> **WRITTEN REQUEST**
Return all the data below as it stands, minus the pictures.

> **RECORDS FOR PROCESSING**
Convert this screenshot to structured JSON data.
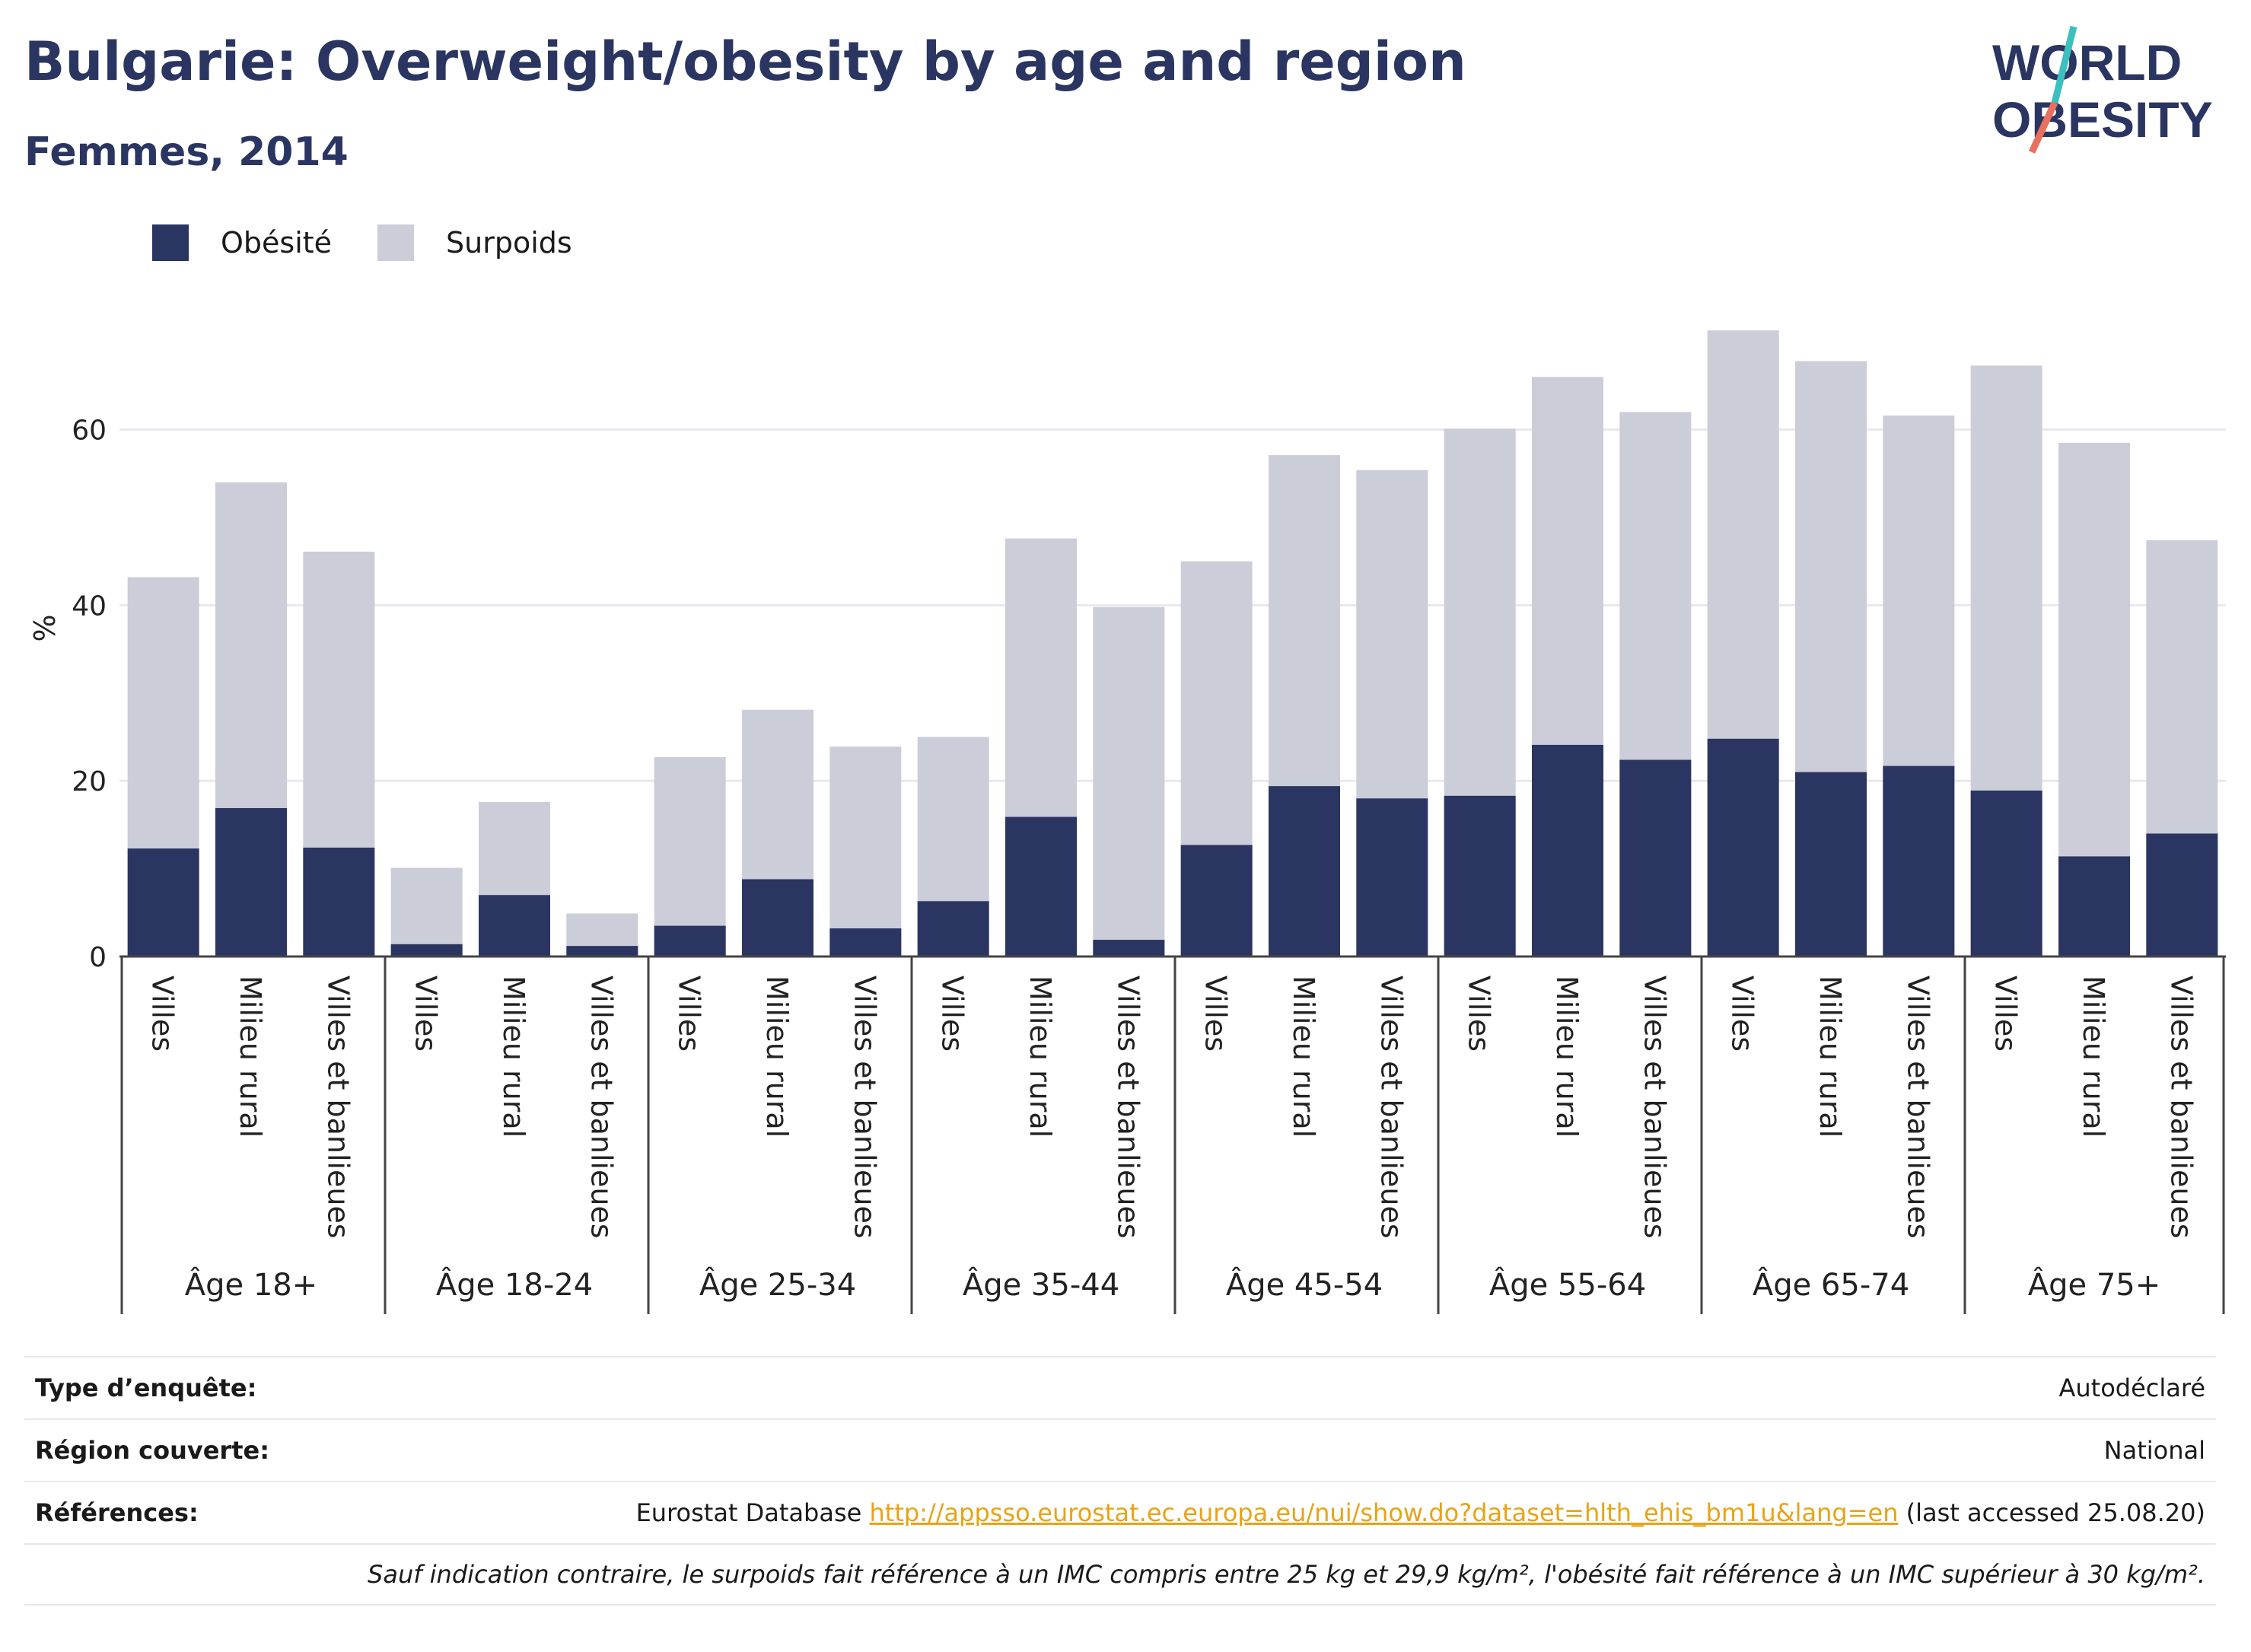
{
  "header": {
    "title": "Bulgarie: Overweight/obesity by age and region",
    "subtitle": "Femmes, 2014"
  },
  "logo": {
    "line1": "WORLD",
    "line2": "OBESITY"
  },
  "colors": {
    "obesity": "#2b3561",
    "overweight": "#cbcdd8",
    "title": "#2b3561",
    "link": "#e8a317",
    "grid": "#e8e8ee"
  },
  "chart_data": {
    "type": "bar",
    "stacked": true,
    "ylabel": "%",
    "ylim": [
      0,
      76
    ],
    "yticks": [
      0,
      20,
      40,
      60
    ],
    "legend": [
      "Obésité",
      "Surpoids"
    ],
    "legend_position": "top-left",
    "grid": true,
    "groups": [
      {
        "label": "Âge 18+",
        "regions": [
          "Villes",
          "Milieu rural",
          "Villes et banlieues"
        ],
        "obesity": [
          12.3,
          16.9,
          12.4
        ],
        "total": [
          43.2,
          54.0,
          46.1
        ]
      },
      {
        "label": "Âge 18-24",
        "regions": [
          "Villes",
          "Milieu rural",
          "Villes et banlieues"
        ],
        "obesity": [
          1.4,
          7.0,
          1.2
        ],
        "total": [
          10.1,
          17.6,
          4.9
        ]
      },
      {
        "label": "Âge 25-34",
        "regions": [
          "Villes",
          "Milieu rural",
          "Villes et banlieues"
        ],
        "obesity": [
          3.5,
          8.8,
          3.2
        ],
        "total": [
          22.7,
          28.1,
          23.9
        ]
      },
      {
        "label": "Âge 35-44",
        "regions": [
          "Villes",
          "Milieu rural",
          "Villes et banlieues"
        ],
        "obesity": [
          6.3,
          15.9,
          1.9
        ],
        "total": [
          25.0,
          47.6,
          39.8
        ]
      },
      {
        "label": "Âge 45-54",
        "regions": [
          "Villes",
          "Milieu rural",
          "Villes et banlieues"
        ],
        "obesity": [
          12.7,
          19.4,
          18.0
        ],
        "total": [
          45.0,
          57.1,
          55.4
        ]
      },
      {
        "label": "Âge 55-64",
        "regions": [
          "Villes",
          "Milieu rural",
          "Villes et banlieues"
        ],
        "obesity": [
          18.3,
          24.1,
          22.4
        ],
        "total": [
          60.1,
          66.0,
          62.0
        ]
      },
      {
        "label": "Âge 65-74",
        "regions": [
          "Villes",
          "Milieu rural",
          "Villes et banlieues"
        ],
        "obesity": [
          24.8,
          21.0,
          21.7
        ],
        "total": [
          71.3,
          67.8,
          61.6
        ]
      },
      {
        "label": "Âge 75+",
        "regions": [
          "Villes",
          "Milieu rural",
          "Villes et banlieues"
        ],
        "obesity": [
          18.9,
          11.4,
          14.0
        ],
        "total": [
          67.3,
          58.5,
          47.4
        ]
      }
    ]
  },
  "info": {
    "survey_label": "Type d’enquête:",
    "survey_value": "Autodéclaré",
    "region_label": "Région couverte:",
    "region_value": "National",
    "refs_label": "Références:",
    "refs_prefix": "Eurostat Database",
    "refs_link": "http://appsso.eurostat.ec.europa.eu/nui/show.do?dataset=hlth_ehis_bm1u&lang=en",
    "refs_suffix": "(last accessed 25.08.20)",
    "note": "Sauf indication contraire, le surpoids fait référence à un IMC compris entre 25 kg et 29,9 kg/m², l'obésité fait référence à un IMC supérieur à 30 kg/m²."
  }
}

> **WORKED SOLUTION**
Convert this screenshot to structured JSON data.
{
  "header": {
    "title": "Bulgarie: Overweight/obesity by age and region",
    "subtitle": "Femmes, 2014"
  },
  "logo": {
    "line1": "WORLD",
    "line2": "OBESITY"
  },
  "colors": {
    "obesity": "#2b3561",
    "overweight": "#cbcdd8",
    "title": "#2b3561",
    "link": "#e8a317",
    "grid": "#e8e8ee"
  },
  "chart_data": {
    "type": "bar",
    "stacked": true,
    "ylabel": "%",
    "ylim": [
      0,
      76
    ],
    "yticks": [
      0,
      20,
      40,
      60
    ],
    "legend": [
      "Obésité",
      "Surpoids"
    ],
    "legend_position": "top-left",
    "grid": true,
    "groups": [
      {
        "label": "Âge 18+",
        "regions": [
          "Villes",
          "Milieu rural",
          "Villes et banlieues"
        ],
        "obesity": [
          12.3,
          16.9,
          12.4
        ],
        "total": [
          43.2,
          54.0,
          46.1
        ]
      },
      {
        "label": "Âge 18-24",
        "regions": [
          "Villes",
          "Milieu rural",
          "Villes et banlieues"
        ],
        "obesity": [
          1.4,
          7.0,
          1.2
        ],
        "total": [
          10.1,
          17.6,
          4.9
        ]
      },
      {
        "label": "Âge 25-34",
        "regions": [
          "Villes",
          "Milieu rural",
          "Villes et banlieues"
        ],
        "obesity": [
          3.5,
          8.8,
          3.2
        ],
        "total": [
          22.7,
          28.1,
          23.9
        ]
      },
      {
        "label": "Âge 35-44",
        "regions": [
          "Villes",
          "Milieu rural",
          "Villes et banlieues"
        ],
        "obesity": [
          6.3,
          15.9,
          1.9
        ],
        "total": [
          25.0,
          47.6,
          39.8
        ]
      },
      {
        "label": "Âge 45-54",
        "regions": [
          "Villes",
          "Milieu rural",
          "Villes et banlieues"
        ],
        "obesity": [
          12.7,
          19.4,
          18.0
        ],
        "total": [
          45.0,
          57.1,
          55.4
        ]
      },
      {
        "label": "Âge 55-64",
        "regions": [
          "Villes",
          "Milieu rural",
          "Villes et banlieues"
        ],
        "obesity": [
          18.3,
          24.1,
          22.4
        ],
        "total": [
          60.1,
          66.0,
          62.0
        ]
      },
      {
        "label": "Âge 65-74",
        "regions": [
          "Villes",
          "Milieu rural",
          "Villes et banlieues"
        ],
        "obesity": [
          24.8,
          21.0,
          21.7
        ],
        "total": [
          71.3,
          67.8,
          61.6
        ]
      },
      {
        "label": "Âge 75+",
        "regions": [
          "Villes",
          "Milieu rural",
          "Villes et banlieues"
        ],
        "obesity": [
          18.9,
          11.4,
          14.0
        ],
        "total": [
          67.3,
          58.5,
          47.4
        ]
      }
    ]
  },
  "info": {
    "survey_label": "Type d’enquête:",
    "survey_value": "Autodéclaré",
    "region_label": "Région couverte:",
    "region_value": "National",
    "refs_label": "Références:",
    "refs_prefix": "Eurostat Database",
    "refs_link": "http://appsso.eurostat.ec.europa.eu/nui/show.do?dataset=hlth_ehis_bm1u&lang=en",
    "refs_suffix": "(last accessed 25.08.20)",
    "note": "Sauf indication contraire, le surpoids fait référence à un IMC compris entre 25 kg et 29,9 kg/m², l'obésité fait référence à un IMC supérieur à 30 kg/m²."
  }
}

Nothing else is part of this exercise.